:: Given records
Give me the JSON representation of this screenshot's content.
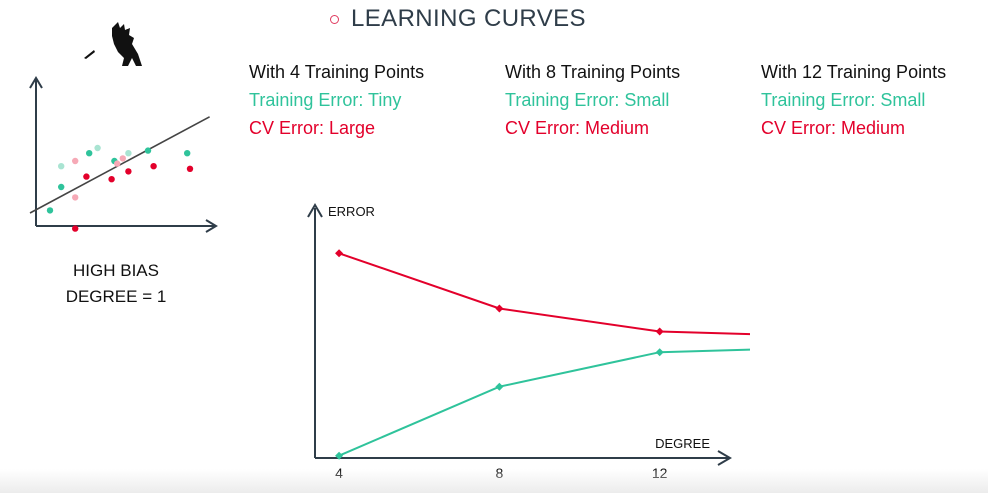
{
  "title": "LEARNING CURVES",
  "columns": [
    {
      "heading": "With 4 Training Points",
      "training_error": "Training Error: Tiny",
      "cv_error": "CV Error: Large"
    },
    {
      "heading": "With 8 Training Points",
      "training_error": "Training Error: Small",
      "cv_error": "CV Error: Medium"
    },
    {
      "heading": "With 12 Training Points",
      "training_error": "Training Error: Small",
      "cv_error": "CV Error: Medium"
    }
  ],
  "bias_label": {
    "line1": "HIGH BIAS",
    "line2": "DEGREE = 1"
  },
  "colors": {
    "training": "#2fc39b",
    "cv": "#e3002b",
    "axis": "#2f3d49",
    "title_dot": "#e03a5f",
    "train_point_light": "#a9e4d2",
    "cv_point_light": "#f6a9b6",
    "fit_line": "#444444"
  },
  "icons": {
    "mascot": "godzilla-mascot-icon"
  },
  "chart_data": [
    {
      "type": "scatter",
      "title": "",
      "series": [
        {
          "color": "#2fc39b",
          "points": [
            [
              0.5,
              0.6
            ],
            [
              0.9,
              1.5
            ],
            [
              1.9,
              2.8
            ],
            [
              2.8,
              2.5
            ],
            [
              4.0,
              2.9
            ],
            [
              5.4,
              2.8
            ]
          ]
        },
        {
          "color": "#a9e4d2",
          "points": [
            [
              0.9,
              2.3
            ],
            [
              2.2,
              3.0
            ],
            [
              3.3,
              2.8
            ]
          ]
        },
        {
          "color": "#e3002b",
          "points": [
            [
              1.4,
              -0.1
            ],
            [
              1.8,
              1.9
            ],
            [
              2.7,
              1.8
            ],
            [
              3.3,
              2.1
            ],
            [
              4.2,
              2.3
            ],
            [
              5.5,
              2.2
            ]
          ]
        },
        {
          "color": "#f6a9b6",
          "points": [
            [
              1.4,
              1.1
            ],
            [
              1.4,
              2.5
            ],
            [
              2.9,
              2.4
            ],
            [
              3.1,
              2.6
            ]
          ]
        }
      ],
      "fit_line": [
        [
          0.0,
          0.5
        ],
        [
          6.2,
          4.2
        ]
      ],
      "axes_arrows": true
    },
    {
      "type": "line",
      "xlabel": "DEGREE",
      "ylabel": "ERROR",
      "x_ticks": [
        "4",
        "8",
        "12"
      ],
      "xlim": [
        3.0,
        16.0
      ],
      "ylim": [
        0,
        10
      ],
      "series": [
        {
          "color": "#e3002b",
          "x": [
            4,
            8,
            12,
            16
          ],
          "y": [
            8.9,
            6.5,
            5.5,
            5.3
          ],
          "markers": [
            true,
            true,
            true,
            false
          ]
        },
        {
          "color": "#2fc39b",
          "x": [
            4,
            8,
            12,
            16
          ],
          "y": [
            0.1,
            3.1,
            4.6,
            4.8
          ],
          "markers": [
            true,
            true,
            true,
            false
          ]
        }
      ]
    }
  ]
}
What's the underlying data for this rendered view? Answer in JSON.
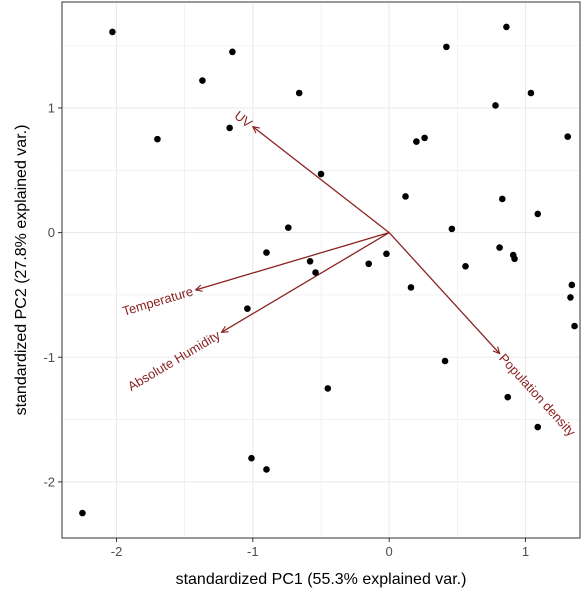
{
  "chart_data": {
    "type": "scatter",
    "xlabel": "standardized PC1 (55.3% explained var.)",
    "ylabel": "standardized PC2 (27.8% explained var.)",
    "xlim": [
      -2.4,
      1.4
    ],
    "ylim": [
      -2.45,
      1.85
    ],
    "x_ticks": [
      -2,
      -1,
      0,
      1
    ],
    "y_ticks": [
      -2,
      -1,
      0,
      1
    ],
    "x_tick_labels": [
      "-2",
      "-1",
      "0",
      "1"
    ],
    "y_tick_labels": [
      "-2",
      "-1",
      "0",
      "1"
    ],
    "grid": true,
    "point_color": "#000000",
    "arrow_color": "#8b2323",
    "points": [
      {
        "x": -2.03,
        "y": 1.61
      },
      {
        "x": -2.25,
        "y": -2.25
      },
      {
        "x": -1.7,
        "y": 0.75
      },
      {
        "x": -1.37,
        "y": 1.22
      },
      {
        "x": -1.15,
        "y": 1.45
      },
      {
        "x": -1.17,
        "y": 0.84
      },
      {
        "x": -0.66,
        "y": 1.12
      },
      {
        "x": -0.5,
        "y": 0.47
      },
      {
        "x": -0.74,
        "y": 0.04
      },
      {
        "x": -0.9,
        "y": -0.16
      },
      {
        "x": -0.58,
        "y": -0.23
      },
      {
        "x": -0.54,
        "y": -0.32
      },
      {
        "x": -1.04,
        "y": -0.61
      },
      {
        "x": -0.45,
        "y": -1.25
      },
      {
        "x": -1.01,
        "y": -1.81
      },
      {
        "x": -0.9,
        "y": -1.9
      },
      {
        "x": -0.15,
        "y": -0.25
      },
      {
        "x": -0.02,
        "y": -0.17
      },
      {
        "x": 0.12,
        "y": 0.29
      },
      {
        "x": 0.2,
        "y": 0.73
      },
      {
        "x": 0.26,
        "y": 0.76
      },
      {
        "x": 0.42,
        "y": 1.49
      },
      {
        "x": 0.46,
        "y": 0.03
      },
      {
        "x": 0.56,
        "y": -0.27
      },
      {
        "x": 0.16,
        "y": -0.44
      },
      {
        "x": 0.41,
        "y": -1.03
      },
      {
        "x": 0.78,
        "y": 1.02
      },
      {
        "x": 0.86,
        "y": 1.65
      },
      {
        "x": 0.83,
        "y": 0.27
      },
      {
        "x": 0.81,
        "y": -0.12
      },
      {
        "x": 0.91,
        "y": -0.18
      },
      {
        "x": 0.92,
        "y": -0.21
      },
      {
        "x": 0.87,
        "y": -1.32
      },
      {
        "x": 1.04,
        "y": 1.12
      },
      {
        "x": 1.09,
        "y": 0.15
      },
      {
        "x": 1.09,
        "y": -1.56
      },
      {
        "x": 1.31,
        "y": 0.77
      },
      {
        "x": 1.34,
        "y": -0.42
      },
      {
        "x": 1.33,
        "y": -0.52
      },
      {
        "x": 1.36,
        "y": -0.75
      }
    ],
    "loadings": [
      {
        "name": "UV",
        "x": -1.0,
        "y": 0.85
      },
      {
        "name": "Temperature",
        "x": -1.42,
        "y": -0.46
      },
      {
        "name": "Absolute Humidity",
        "x": -1.23,
        "y": -0.8
      },
      {
        "name": "Population density",
        "x": 0.81,
        "y": -0.97
      }
    ]
  }
}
::::
■ **What is required**: Select from the material above each line in which the string "With" appears, and list those lines.

■ **The output**:
      "heading": "With 4 Training Points",
      "heading": "With 8 Training Points",
      "heading": "With 12 Training Points",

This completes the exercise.